## WORK REQUEST
Line by line, give the data again exactly as it appears.
BEGIN ENTRIES SUPPLIED
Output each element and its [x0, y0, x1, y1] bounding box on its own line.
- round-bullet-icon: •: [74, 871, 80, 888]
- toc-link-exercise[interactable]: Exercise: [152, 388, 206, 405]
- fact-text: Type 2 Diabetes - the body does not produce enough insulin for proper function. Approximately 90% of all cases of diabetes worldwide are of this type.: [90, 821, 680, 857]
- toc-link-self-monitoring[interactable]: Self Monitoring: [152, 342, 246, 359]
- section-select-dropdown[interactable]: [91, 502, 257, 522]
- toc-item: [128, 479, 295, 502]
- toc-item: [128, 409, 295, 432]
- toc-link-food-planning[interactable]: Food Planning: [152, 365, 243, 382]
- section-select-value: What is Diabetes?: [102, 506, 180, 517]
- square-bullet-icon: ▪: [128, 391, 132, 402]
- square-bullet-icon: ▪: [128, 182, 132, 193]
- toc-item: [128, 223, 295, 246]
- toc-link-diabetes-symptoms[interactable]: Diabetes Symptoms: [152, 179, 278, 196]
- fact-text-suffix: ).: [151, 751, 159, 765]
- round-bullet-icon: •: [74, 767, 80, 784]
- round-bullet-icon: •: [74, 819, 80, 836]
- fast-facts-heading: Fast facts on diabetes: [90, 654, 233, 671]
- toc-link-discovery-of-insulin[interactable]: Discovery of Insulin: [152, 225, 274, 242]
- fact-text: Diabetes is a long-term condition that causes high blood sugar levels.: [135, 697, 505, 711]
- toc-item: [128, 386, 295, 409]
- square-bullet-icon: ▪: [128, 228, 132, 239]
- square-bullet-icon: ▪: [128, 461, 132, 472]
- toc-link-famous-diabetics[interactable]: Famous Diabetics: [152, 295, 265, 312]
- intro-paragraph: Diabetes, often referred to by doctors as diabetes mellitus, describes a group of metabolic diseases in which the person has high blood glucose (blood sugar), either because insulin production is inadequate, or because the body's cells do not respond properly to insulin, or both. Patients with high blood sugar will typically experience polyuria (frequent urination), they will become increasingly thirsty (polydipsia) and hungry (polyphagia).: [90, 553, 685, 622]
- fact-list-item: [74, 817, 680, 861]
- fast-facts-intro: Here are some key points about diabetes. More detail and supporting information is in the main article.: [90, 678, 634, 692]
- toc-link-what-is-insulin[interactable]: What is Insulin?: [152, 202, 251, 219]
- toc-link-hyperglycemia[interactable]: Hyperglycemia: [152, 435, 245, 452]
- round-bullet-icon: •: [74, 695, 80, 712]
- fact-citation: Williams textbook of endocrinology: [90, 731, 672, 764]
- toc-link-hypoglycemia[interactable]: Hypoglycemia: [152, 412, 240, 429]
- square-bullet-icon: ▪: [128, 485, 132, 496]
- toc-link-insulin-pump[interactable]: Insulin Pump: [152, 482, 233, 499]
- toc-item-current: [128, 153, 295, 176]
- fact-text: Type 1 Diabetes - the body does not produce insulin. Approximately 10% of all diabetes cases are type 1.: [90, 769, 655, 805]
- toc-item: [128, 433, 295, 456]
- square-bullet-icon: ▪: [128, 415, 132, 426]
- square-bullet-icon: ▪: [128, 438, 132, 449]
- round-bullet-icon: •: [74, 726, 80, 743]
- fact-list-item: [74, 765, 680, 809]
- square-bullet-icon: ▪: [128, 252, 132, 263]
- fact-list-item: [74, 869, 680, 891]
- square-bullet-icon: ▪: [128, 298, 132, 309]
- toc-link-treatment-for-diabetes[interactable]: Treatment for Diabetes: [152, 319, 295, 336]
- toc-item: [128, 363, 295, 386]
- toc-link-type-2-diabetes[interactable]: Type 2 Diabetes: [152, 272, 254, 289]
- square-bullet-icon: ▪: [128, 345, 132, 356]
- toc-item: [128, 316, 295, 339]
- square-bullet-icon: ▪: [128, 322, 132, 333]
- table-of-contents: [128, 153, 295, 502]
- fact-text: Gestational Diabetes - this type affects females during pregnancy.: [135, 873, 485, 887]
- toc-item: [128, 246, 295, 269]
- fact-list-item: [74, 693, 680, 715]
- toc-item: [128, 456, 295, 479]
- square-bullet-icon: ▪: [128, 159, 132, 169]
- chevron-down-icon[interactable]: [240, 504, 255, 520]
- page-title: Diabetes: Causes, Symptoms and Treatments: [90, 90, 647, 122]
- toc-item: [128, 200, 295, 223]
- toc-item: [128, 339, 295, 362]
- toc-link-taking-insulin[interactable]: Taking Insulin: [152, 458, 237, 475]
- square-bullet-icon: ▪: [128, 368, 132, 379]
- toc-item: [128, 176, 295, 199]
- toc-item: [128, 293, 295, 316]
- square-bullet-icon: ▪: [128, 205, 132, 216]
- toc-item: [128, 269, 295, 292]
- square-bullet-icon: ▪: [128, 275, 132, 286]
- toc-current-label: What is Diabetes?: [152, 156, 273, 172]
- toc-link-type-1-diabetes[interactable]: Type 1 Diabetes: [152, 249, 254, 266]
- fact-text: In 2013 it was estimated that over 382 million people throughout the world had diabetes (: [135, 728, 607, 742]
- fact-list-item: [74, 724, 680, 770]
END ENTRIES SUPPLIED
## RESPONSE AREA
Output each element and its [x0, y0, x1, y1] bounding box on its own line.
- round-bullet-icon: •: [74, 871, 80, 888]
- toc-link-exercise[interactable]: Exercise: [152, 388, 206, 405]
- fact-text: Type 2 Diabetes - the body does not produce enough insulin for proper function. Approximately 90% of all cases of diabetes worldwide are of this type.: [90, 821, 680, 857]
- toc-link-self-monitoring[interactable]: Self Monitoring: [152, 342, 246, 359]
- section-select-dropdown[interactable]: [91, 502, 257, 522]
- toc-item: [128, 479, 295, 502]
- toc-item: [128, 409, 295, 432]
- toc-link-food-planning[interactable]: Food Planning: [152, 365, 243, 382]
- section-select-value: What is Diabetes?: [102, 506, 180, 517]
- square-bullet-icon: ▪: [128, 391, 132, 402]
- square-bullet-icon: ▪: [128, 182, 132, 193]
- toc-item: [128, 223, 295, 246]
- toc-link-diabetes-symptoms[interactable]: Diabetes Symptoms: [152, 179, 278, 196]
- fact-text-suffix: ).: [151, 751, 159, 765]
- round-bullet-icon: •: [74, 767, 80, 784]
- round-bullet-icon: •: [74, 819, 80, 836]
- fast-facts-heading: Fast facts on diabetes: [90, 654, 233, 671]
- toc-link-discovery-of-insulin[interactable]: Discovery of Insulin: [152, 225, 274, 242]
- fact-text: Diabetes is a long-term condition that causes high blood sugar levels.: [135, 697, 505, 711]
- toc-item: [128, 386, 295, 409]
- square-bullet-icon: ▪: [128, 228, 132, 239]
- square-bullet-icon: ▪: [128, 461, 132, 472]
- toc-link-famous-diabetics[interactable]: Famous Diabetics: [152, 295, 265, 312]
- intro-paragraph: Diabetes, often referred to by doctors as diabetes mellitus, describes a group of metabolic diseases in which the person has high blood glucose (blood sugar), either because insulin production is inadequate, or because the body's cells do not respond properly to insulin, or both. Patients with high blood sugar will typically experience polyuria (frequent urination), they will become increasingly thirsty (polydipsia) and hungry (polyphagia).: [90, 553, 685, 622]
- fact-list-item: [74, 817, 680, 861]
- fast-facts-intro: Here are some key points about diabetes. More detail and supporting information is in the main article.: [90, 678, 634, 692]
- toc-link-what-is-insulin[interactable]: What is Insulin?: [152, 202, 251, 219]
- toc-link-hyperglycemia[interactable]: Hyperglycemia: [152, 435, 245, 452]
- round-bullet-icon: •: [74, 695, 80, 712]
- fact-citation: Williams textbook of endocrinology: [90, 731, 672, 764]
- toc-link-hypoglycemia[interactable]: Hypoglycemia: [152, 412, 240, 429]
- square-bullet-icon: ▪: [128, 485, 132, 496]
- toc-link-insulin-pump[interactable]: Insulin Pump: [152, 482, 233, 499]
- toc-item-current: [128, 153, 295, 176]
- fact-text: Type 1 Diabetes - the body does not produce insulin. Approximately 10% of all diabetes cases are type 1.: [90, 769, 655, 805]
- toc-item: [128, 433, 295, 456]
- square-bullet-icon: ▪: [128, 415, 132, 426]
- square-bullet-icon: ▪: [128, 438, 132, 449]
- round-bullet-icon: •: [74, 726, 80, 743]
- fact-list-item: [74, 765, 680, 809]
- square-bullet-icon: ▪: [128, 252, 132, 263]
- fact-list-item: [74, 869, 680, 891]
- square-bullet-icon: ▪: [128, 298, 132, 309]
- toc-link-treatment-for-diabetes[interactable]: Treatment for Diabetes: [152, 319, 295, 336]
- toc-item: [128, 363, 295, 386]
- toc-link-type-2-diabetes[interactable]: Type 2 Diabetes: [152, 272, 254, 289]
- square-bullet-icon: ▪: [128, 345, 132, 356]
- toc-item: [128, 316, 295, 339]
- square-bullet-icon: ▪: [128, 322, 132, 333]
- table-of-contents: [128, 153, 295, 502]
- fact-text: Gestational Diabetes - this type affects females during pregnancy.: [135, 873, 485, 887]
- toc-item: [128, 246, 295, 269]
- fact-list-item: [74, 693, 680, 715]
- toc-item: [128, 456, 295, 479]
- square-bullet-icon: ▪: [128, 159, 132, 169]
- chevron-down-icon[interactable]: [240, 504, 255, 520]
- page-title: Diabetes: Causes, Symptoms and Treatments: [90, 90, 647, 122]
- toc-item: [128, 200, 295, 223]
- toc-item: [128, 339, 295, 362]
- toc-link-taking-insulin[interactable]: Taking Insulin: [152, 458, 237, 475]
- square-bullet-icon: ▪: [128, 368, 132, 379]
- toc-item: [128, 176, 295, 199]
- toc-item: [128, 293, 295, 316]
- square-bullet-icon: ▪: [128, 205, 132, 216]
- toc-item: [128, 269, 295, 292]
- square-bullet-icon: ▪: [128, 275, 132, 286]
- toc-current-label: What is Diabetes?: [152, 156, 273, 172]
- toc-link-type-1-diabetes[interactable]: Type 1 Diabetes: [152, 249, 254, 266]
- fact-text: In 2013 it was estimated that over 382 million people throughout the world had diabetes (: [135, 728, 607, 742]
- fact-list-item: [74, 724, 680, 770]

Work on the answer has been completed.